Designing and Filtering On-line Information Quality: New Perspectives for Information Service Providers

AUTHOR
Laure Berti and David Graveleau

ABSTRACT

Blowed out by the ever-widening explosion of networked documents, casual users and business executives are inevitably confronted with the difficulty in determining the value of on-line information. Clearly, despite their flexible accessibility and inherent capability of being manipulated by desktop, not all this mass of material is worth accessing and reading, the reasons for this disappointing state of affairs are manyfolds:

  • the extreme but omnipresent context of retrieval is overinformation and eventually disinformation,
  • many on-line databases are plagued with erroneous data,
  • data usually do not meet users’ needs (context mismatch),
  • collected data are multi-source but their future use doesn’t necessarlycorrespond to the prescribed one,
  • contextual meta-information are lost in most cases.

In the database and information systems context, a body of research has layed much emphasis on system quality engineering and software quality metrics, but a more system-introspective trend of research focuses on the quality of data as an information product [1]. In its formative stage, Data Quality research is emerging with methodologies, frameworks for conceptual specifications, techniques and tools to fight against the costly data non-quality problem in information systems [3] [4] [2].

* [STORED DATA]

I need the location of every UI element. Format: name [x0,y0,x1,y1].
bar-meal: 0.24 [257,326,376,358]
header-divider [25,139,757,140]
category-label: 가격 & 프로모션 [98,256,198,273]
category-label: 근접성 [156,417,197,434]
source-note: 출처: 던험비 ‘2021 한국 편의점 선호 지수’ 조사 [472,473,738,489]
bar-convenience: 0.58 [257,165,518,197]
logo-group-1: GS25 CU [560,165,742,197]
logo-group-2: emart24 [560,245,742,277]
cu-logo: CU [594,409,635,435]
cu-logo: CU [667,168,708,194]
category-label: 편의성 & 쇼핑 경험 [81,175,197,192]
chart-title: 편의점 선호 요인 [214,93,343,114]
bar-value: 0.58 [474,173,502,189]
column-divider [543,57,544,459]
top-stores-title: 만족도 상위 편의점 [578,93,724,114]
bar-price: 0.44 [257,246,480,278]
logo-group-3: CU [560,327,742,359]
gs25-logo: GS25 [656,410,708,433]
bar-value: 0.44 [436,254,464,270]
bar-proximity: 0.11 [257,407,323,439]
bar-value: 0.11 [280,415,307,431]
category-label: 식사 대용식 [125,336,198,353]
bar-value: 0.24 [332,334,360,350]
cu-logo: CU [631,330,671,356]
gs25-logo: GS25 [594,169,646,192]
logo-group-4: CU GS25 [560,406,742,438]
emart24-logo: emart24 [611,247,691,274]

* [DIRECTIONS FOR THIS TASK] Continue the abstract on on-line information quality from the point where it stops. The material is not needed for this.

* [EXERCISE RESULT]
In this paper, we propose, as a useful starting point, to set research in Information Technologies back in context with a special attention payed to data quality and on-line Information value. We will define the basic concepts such as value of information (related to both generation context and final use context), consistancy, accuracy, reliability and relevance of information, we considered as intrinsic dimensions of data quality. Meta-information about the contexts of information extraction and consumption are crucial and should be captured with data. The major problem is to explicilty represent and store in databases or information systems the informal aspect of information (which orientates the interpretation) and, more precisely, the notion of “information performance” ; that is, its capability to cause effects and reactions on the information receiver (e. g. he/she is sceptic or convinced)*. The concepts of Overinformation and Disinformation will then be discussed. These aspects of on-line information quality (or non-quality) will be presented in the way they are used for filtering or value-adding information available electronically in Competitive Intelligence applications.

The sheer scale of the Web activities and the volume of web-based information systems forcibly presents the Internet community with several urgent and nagging questions concerning the value of data and the performance of information we’ll attempt to answer in the perspective of content selection and certification [5] [6] [7]:

  • what are + good quality ; on-line information?
  • among the www-documents published on-line, some are perfectly irrelevant, can a standard for exclusion of non-relevant information and information sources be proposed?
  • how can the notion of quality of data be introduced, formalized, and estimated for filtering non-relevant information or value-added information in a commonly accepted standard?
  • how can the data consumers can capture the value of information and mesure it as an asset ? Without such measures it is difficult to create meaningful performance metrics of data quality relatively to user’s requirements and identify ways to take advantage of and track it. The ability to quantify and measure an asset is an important component of making that asset truly + strategic ; in the context of Technological Watch.

In integrating more contextual meta-information and tagging information quality, we attempt to create value-added data from on-line information we collect on the Web. Data manufacturing encouraged us to seek out cross-disciplinary analogies we’ll present.